* Work instructions *
Rewrite every row below, changing "series-tinnum-marker" to "series-tinnum-point" wherever it occurs and leaving everything else the same.

* Data rows *
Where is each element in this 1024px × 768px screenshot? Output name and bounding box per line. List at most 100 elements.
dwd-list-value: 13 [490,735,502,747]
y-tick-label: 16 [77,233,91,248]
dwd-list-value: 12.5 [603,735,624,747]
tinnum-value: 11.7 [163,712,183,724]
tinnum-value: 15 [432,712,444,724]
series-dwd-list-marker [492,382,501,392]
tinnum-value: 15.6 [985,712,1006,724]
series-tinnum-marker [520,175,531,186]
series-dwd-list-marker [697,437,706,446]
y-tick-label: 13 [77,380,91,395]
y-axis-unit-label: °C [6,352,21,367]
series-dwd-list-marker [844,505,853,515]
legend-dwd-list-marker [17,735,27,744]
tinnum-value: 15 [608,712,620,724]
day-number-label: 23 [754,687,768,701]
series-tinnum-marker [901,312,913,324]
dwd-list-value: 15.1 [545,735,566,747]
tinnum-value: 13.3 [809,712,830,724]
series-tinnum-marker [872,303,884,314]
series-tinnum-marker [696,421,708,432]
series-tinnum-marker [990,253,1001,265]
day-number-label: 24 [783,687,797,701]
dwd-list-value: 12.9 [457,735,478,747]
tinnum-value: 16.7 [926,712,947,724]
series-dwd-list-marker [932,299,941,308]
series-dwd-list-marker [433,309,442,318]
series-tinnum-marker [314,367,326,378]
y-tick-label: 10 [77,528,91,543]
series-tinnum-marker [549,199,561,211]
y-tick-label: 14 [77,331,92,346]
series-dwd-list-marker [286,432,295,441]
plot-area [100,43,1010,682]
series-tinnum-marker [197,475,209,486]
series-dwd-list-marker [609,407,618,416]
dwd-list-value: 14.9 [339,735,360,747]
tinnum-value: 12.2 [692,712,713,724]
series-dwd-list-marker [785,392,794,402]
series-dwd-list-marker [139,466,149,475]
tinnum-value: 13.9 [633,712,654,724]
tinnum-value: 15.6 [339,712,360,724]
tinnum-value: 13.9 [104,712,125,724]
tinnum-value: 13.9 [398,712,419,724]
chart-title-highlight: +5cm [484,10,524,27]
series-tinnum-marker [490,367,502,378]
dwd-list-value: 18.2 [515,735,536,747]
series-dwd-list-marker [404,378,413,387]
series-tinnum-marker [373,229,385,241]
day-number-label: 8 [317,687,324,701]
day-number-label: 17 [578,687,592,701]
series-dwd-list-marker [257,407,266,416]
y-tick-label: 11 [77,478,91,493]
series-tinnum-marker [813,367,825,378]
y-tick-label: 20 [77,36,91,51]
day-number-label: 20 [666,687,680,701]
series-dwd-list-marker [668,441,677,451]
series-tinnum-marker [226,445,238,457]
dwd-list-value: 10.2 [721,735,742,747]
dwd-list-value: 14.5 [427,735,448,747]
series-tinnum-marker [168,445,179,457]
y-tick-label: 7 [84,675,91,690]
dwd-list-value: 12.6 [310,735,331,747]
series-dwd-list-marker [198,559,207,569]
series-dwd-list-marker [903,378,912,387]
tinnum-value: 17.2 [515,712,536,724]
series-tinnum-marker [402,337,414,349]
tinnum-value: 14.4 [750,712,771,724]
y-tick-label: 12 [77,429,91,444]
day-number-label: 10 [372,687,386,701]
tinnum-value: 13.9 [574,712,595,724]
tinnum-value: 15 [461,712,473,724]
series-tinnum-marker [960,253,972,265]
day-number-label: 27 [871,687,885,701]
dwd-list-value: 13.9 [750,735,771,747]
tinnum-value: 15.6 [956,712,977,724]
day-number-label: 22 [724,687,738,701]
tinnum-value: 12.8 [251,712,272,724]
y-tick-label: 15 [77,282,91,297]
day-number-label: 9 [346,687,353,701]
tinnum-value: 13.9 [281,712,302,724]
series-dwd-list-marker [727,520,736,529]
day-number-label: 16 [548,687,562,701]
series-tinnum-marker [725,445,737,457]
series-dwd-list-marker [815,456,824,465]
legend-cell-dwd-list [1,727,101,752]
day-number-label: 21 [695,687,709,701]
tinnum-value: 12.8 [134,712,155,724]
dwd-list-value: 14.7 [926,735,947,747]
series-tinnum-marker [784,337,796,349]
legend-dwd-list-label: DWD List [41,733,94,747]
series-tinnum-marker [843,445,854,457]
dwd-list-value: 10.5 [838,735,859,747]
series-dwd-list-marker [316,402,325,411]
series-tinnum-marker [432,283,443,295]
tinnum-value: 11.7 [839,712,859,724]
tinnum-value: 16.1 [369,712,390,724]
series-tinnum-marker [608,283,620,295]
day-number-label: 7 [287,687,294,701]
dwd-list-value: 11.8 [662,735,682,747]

* Worked solution *
Where is each element in this 1024px × 768px screenshot? Output name and bounding box per line. List at most 100 elements.
dwd-list-value: 13 [490,735,502,747]
y-tick-label: 16 [77,233,91,248]
dwd-list-value: 12.5 [603,735,624,747]
tinnum-value: 11.7 [163,712,183,724]
tinnum-value: 15 [432,712,444,724]
series-dwd-list-marker [492,382,501,392]
tinnum-value: 15.6 [985,712,1006,724]
series-tinnum-point [520,175,531,186]
series-dwd-list-marker [697,437,706,446]
y-tick-label: 13 [77,380,91,395]
y-axis-unit-label: °C [6,352,21,367]
series-dwd-list-marker [844,505,853,515]
legend-dwd-list-marker [17,735,27,744]
tinnum-value: 15 [608,712,620,724]
day-number-label: 23 [754,687,768,701]
series-tinnum-point [901,312,913,324]
dwd-list-value: 15.1 [545,735,566,747]
tinnum-value: 13.3 [809,712,830,724]
series-tinnum-point [872,303,884,314]
series-tinnum-point [696,421,708,432]
series-tinnum-point [990,253,1001,265]
day-number-label: 24 [783,687,797,701]
dwd-list-value: 12.9 [457,735,478,747]
tinnum-value: 16.7 [926,712,947,724]
series-dwd-list-marker [932,299,941,308]
series-dwd-list-marker [433,309,442,318]
series-tinnum-point [314,367,326,378]
y-tick-label: 10 [77,528,91,543]
series-tinnum-point [549,199,561,211]
y-tick-label: 14 [77,331,92,346]
series-dwd-list-marker [286,432,295,441]
plot-area [100,43,1010,682]
series-tinnum-point [197,475,209,486]
series-dwd-list-marker [609,407,618,416]
dwd-list-value: 14.9 [339,735,360,747]
tinnum-value: 12.2 [692,712,713,724]
series-dwd-list-marker [785,392,794,402]
series-dwd-list-marker [139,466,149,475]
tinnum-value: 13.9 [633,712,654,724]
tinnum-value: 15.6 [339,712,360,724]
tinnum-value: 13.9 [104,712,125,724]
tinnum-value: 13.9 [398,712,419,724]
chart-title-highlight: +5cm [484,10,524,27]
series-tinnum-point [490,367,502,378]
dwd-list-value: 18.2 [515,735,536,747]
series-dwd-list-marker [404,378,413,387]
series-tinnum-point [373,229,385,241]
day-number-label: 8 [317,687,324,701]
day-number-label: 17 [578,687,592,701]
series-dwd-list-marker [257,407,266,416]
y-tick-label: 11 [77,478,91,493]
series-tinnum-point [813,367,825,378]
y-tick-label: 20 [77,36,91,51]
day-number-label: 20 [666,687,680,701]
series-dwd-list-marker [668,441,677,451]
series-tinnum-point [226,445,238,457]
dwd-list-value: 10.2 [721,735,742,747]
dwd-list-value: 14.5 [427,735,448,747]
series-tinnum-point [168,445,179,457]
y-tick-label: 7 [84,675,91,690]
dwd-list-value: 12.6 [310,735,331,747]
series-dwd-list-marker [198,559,207,569]
series-dwd-list-marker [903,378,912,387]
tinnum-value: 17.2 [515,712,536,724]
series-tinnum-point [402,337,414,349]
tinnum-value: 14.4 [750,712,771,724]
y-tick-label: 12 [77,429,91,444]
day-number-label: 10 [372,687,386,701]
tinnum-value: 13.9 [574,712,595,724]
tinnum-value: 15 [461,712,473,724]
series-tinnum-point [960,253,972,265]
day-number-label: 27 [871,687,885,701]
dwd-list-value: 13.9 [750,735,771,747]
tinnum-value: 15.6 [956,712,977,724]
day-number-label: 22 [724,687,738,701]
tinnum-value: 12.8 [251,712,272,724]
y-tick-label: 15 [77,282,91,297]
day-number-label: 9 [346,687,353,701]
tinnum-value: 13.9 [281,712,302,724]
series-dwd-list-marker [727,520,736,529]
day-number-label: 16 [548,687,562,701]
series-tinnum-point [725,445,737,457]
series-dwd-list-marker [815,456,824,465]
legend-cell-dwd-list [1,727,101,752]
day-number-label: 21 [695,687,709,701]
tinnum-value: 12.8 [134,712,155,724]
dwd-list-value: 14.7 [926,735,947,747]
series-tinnum-point [784,337,796,349]
legend-dwd-list-label: DWD List [41,733,94,747]
series-tinnum-point [843,445,854,457]
dwd-list-value: 10.5 [838,735,859,747]
series-dwd-list-marker [316,402,325,411]
series-tinnum-point [432,283,443,295]
tinnum-value: 11.7 [839,712,859,724]
tinnum-value: 16.1 [369,712,390,724]
series-tinnum-point [608,283,620,295]
day-number-label: 7 [287,687,294,701]
dwd-list-value: 11.8 [662,735,682,747]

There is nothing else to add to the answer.